■ What the exercise asks: Copy the whole text on dipicolinic acid detection and the DMs-PDMS film exactly as it appears.
:: Extract
Dipicolinic acid (DPA), one of the main ingredients of anthrax spores (accounts for 5–15% of the dry mass of spores), has been adopted as a significant biomarker for the detection of anthrax (Yin and Tong 2021). Various DPA detection methods have been reported over the past decade. Liquid chromatography and gas chromatography/ion mobility mass spectrometry are two common laboratory-based DPA detection techniques (Watabe et al., 1988; Snyder et al., 1999). In addition to the lengthy analysis time, these methods suffer from low sensitivity (Paulus 1981; Dworzanski et al., 1997). Recently, colorimetric and fluorescent methods have attracted increasing attention owing to their simplicity and visibility (Yang et al., 2020; Koo et al., 2021). Complexing DPA with Tb3+ or Eu3+ is one of the most commonly used strategies (Yilmaz et al., 2010; Na et al., 2020). Despite significant improvements, these methods are susceptible to interference from other molecules either by binding directly to the probe or by binding competitively with DPA.

In this study, a flexible and robust DMs embedded polydimethylsiloxane (DMs-PDMS) film was fabricated and used as a versatile and universal Raman scattering enhancer to improve the sensitivity of SERS detection. The DMs that could enrich the SERS signals were insulated from the solution, ensuring detection reliability and repeatability. The excellent optical transparency of PDMS guarantees an efficient passing through of light for SERS excitation and collection. Combined with microfluidic technology, the as-prepared DMs-PDMS film can be used as a universal platform to enhance the SERS signals of the liquid substrate. We attempted to use this DMs-PDMS film-assist SERS enhancement approach (DERS) to detect DPA, and a significant signal improvement was achieved. Moreover, by simply covering the DMs-PDMS film over a solid substrate, it is encouraging to find that the SERS signals of the solid substrate can also be enhanced.
::::
:: Given information
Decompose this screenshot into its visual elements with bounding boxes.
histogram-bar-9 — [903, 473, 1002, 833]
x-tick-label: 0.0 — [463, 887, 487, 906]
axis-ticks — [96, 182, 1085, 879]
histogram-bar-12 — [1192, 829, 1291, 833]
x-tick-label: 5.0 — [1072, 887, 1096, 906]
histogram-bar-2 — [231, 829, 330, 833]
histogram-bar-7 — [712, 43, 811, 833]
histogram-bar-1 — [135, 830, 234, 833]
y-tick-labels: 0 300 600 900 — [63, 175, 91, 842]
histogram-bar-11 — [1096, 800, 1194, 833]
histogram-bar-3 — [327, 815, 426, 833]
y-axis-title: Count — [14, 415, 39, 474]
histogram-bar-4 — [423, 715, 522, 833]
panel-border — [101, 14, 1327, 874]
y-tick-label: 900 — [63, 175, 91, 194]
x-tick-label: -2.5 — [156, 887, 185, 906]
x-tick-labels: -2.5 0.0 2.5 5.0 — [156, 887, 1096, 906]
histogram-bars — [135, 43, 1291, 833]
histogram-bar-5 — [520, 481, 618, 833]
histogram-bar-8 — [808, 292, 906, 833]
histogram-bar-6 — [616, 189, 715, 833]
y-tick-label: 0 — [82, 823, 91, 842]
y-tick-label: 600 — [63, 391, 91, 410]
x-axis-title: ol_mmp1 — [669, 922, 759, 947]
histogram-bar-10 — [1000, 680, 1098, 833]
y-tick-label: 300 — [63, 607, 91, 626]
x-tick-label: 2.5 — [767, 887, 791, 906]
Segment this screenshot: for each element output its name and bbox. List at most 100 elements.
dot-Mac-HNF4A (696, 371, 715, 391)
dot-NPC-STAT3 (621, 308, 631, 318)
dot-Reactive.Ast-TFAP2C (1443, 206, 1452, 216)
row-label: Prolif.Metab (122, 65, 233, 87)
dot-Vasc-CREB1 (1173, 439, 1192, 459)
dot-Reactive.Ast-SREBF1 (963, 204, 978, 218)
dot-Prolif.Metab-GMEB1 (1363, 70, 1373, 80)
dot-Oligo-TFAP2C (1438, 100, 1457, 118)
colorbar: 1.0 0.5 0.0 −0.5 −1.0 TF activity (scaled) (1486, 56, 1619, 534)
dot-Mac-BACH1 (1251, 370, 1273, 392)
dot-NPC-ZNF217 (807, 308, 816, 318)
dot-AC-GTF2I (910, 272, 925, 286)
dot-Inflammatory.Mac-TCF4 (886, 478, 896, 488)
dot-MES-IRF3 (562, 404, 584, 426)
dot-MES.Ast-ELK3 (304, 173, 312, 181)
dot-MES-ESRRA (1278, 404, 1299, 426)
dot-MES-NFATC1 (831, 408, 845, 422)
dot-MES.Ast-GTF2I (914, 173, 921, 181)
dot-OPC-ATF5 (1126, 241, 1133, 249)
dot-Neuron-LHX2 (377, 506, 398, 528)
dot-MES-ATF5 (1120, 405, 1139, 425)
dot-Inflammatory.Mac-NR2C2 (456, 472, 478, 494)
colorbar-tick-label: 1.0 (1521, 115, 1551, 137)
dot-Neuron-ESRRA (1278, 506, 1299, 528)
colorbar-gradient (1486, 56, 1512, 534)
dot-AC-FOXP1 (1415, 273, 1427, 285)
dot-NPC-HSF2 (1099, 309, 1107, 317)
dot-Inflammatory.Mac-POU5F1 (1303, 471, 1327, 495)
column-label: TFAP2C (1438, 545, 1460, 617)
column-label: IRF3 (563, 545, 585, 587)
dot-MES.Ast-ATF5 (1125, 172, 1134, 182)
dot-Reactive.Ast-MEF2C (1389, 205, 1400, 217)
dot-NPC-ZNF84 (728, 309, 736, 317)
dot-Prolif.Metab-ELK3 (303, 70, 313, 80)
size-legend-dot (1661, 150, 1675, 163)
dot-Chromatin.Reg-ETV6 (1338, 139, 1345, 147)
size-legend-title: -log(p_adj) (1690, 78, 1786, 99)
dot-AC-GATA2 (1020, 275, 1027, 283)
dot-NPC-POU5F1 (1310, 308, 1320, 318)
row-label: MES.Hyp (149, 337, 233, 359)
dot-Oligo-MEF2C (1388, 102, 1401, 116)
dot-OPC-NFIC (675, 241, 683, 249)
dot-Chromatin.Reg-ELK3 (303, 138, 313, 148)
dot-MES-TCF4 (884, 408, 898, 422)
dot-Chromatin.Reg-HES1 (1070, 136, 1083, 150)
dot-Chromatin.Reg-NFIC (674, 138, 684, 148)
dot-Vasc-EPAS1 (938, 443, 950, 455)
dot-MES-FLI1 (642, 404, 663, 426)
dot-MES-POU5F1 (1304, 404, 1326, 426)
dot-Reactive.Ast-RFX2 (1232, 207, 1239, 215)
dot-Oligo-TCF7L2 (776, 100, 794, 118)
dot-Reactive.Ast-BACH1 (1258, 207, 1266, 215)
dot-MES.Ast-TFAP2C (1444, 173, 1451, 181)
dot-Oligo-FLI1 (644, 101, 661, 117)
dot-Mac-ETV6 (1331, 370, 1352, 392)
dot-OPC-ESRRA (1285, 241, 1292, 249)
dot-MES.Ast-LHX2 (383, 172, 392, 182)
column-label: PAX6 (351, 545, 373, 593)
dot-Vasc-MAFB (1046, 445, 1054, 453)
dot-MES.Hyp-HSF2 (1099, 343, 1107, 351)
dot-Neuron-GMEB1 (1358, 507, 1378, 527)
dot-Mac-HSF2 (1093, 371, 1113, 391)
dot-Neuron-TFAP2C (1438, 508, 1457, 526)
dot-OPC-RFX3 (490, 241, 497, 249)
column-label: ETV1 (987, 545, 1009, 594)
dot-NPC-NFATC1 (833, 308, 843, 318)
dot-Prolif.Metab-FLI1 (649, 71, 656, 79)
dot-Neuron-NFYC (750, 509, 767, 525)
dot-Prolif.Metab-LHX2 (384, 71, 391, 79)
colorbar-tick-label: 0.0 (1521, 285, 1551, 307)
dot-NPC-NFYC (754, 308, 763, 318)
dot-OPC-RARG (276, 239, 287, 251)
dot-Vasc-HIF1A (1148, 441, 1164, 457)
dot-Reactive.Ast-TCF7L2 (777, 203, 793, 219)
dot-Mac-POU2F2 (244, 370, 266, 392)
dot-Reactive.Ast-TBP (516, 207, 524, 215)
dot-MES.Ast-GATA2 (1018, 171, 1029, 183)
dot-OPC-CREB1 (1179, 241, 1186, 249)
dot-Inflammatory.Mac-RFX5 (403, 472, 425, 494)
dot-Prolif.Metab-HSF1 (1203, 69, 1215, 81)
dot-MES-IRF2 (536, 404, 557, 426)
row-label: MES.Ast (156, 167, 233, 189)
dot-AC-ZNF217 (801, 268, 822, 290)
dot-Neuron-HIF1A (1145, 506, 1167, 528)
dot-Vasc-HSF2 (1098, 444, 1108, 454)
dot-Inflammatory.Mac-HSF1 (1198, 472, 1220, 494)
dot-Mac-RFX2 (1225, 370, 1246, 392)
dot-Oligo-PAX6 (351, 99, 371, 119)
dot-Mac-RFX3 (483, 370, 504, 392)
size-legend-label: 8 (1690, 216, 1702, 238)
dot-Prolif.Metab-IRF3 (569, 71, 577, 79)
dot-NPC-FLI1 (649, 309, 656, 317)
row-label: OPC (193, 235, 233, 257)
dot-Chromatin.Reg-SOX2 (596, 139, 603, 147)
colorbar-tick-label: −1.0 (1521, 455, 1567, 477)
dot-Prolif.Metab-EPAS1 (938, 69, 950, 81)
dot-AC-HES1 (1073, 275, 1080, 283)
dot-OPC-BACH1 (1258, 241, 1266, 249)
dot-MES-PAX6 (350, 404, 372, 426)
::::
■ Solution to this exercise:
Dipicolinic acid (DPA), one of the main ingredients of anthrax spores (accounts for 5–15% of the dry mass of spores), has been adopted as a significant biomarker for the detection of anthrax (Yin and Tong 2021). Various DPA detection methods have been reported over the past decade. Liquid chromatography and gas chromatography/ion mobility mass spectrometry are two common laboratory-based DPA detection techniques (Watabe et al., 1988; Snyder et al., 1999). In addition to the lengthy analysis time, these methods suffer from low sensitivity (Paulus 1981; Dworzanski et al., 1997). Recently, colorimetric and fluorescent methods have attracted increasing attention owing to their simplicity and visibility (Yang et al., 2020; Koo et al., 2021). Complexing DPA with Tb3+ or Eu3+ is one of the most commonly used strategies (Yilmaz et al., 2010; Na et al., 2020). Despite significant improvements, these methods are susceptible to interference from other molecules either by binding directly to the probe or by binding competitively with DPA.

In this study, a flexible and robust DMs embedded polydimethylsiloxane (DMs-PDMS) film was fabricated and used as a versatile and universal Raman scattering enhancer to improve the sensitivity of SERS detection. The DMs that could enrich the SERS signals were insulated from the solution, ensuring detection reliability and repeatability. The excellent optical transparency of PDMS guarantees an efficient passing through of light for SERS excitation and collection. Combined with microfluidic technology, the as-prepared DMs-PDMS film can be used as a universal platform to enhance the SERS signals of the liquid substrate. We attempted to use this DMs-PDMS film-assist SERS enhancement approach (DERS) to detect DPA, and a significant signal improvement was achieved. Moreover, by simply covering the DMs-PDMS film over a solid substrate, it is encouraging to find that the SERS signals of the solid substrate can also be enhanced.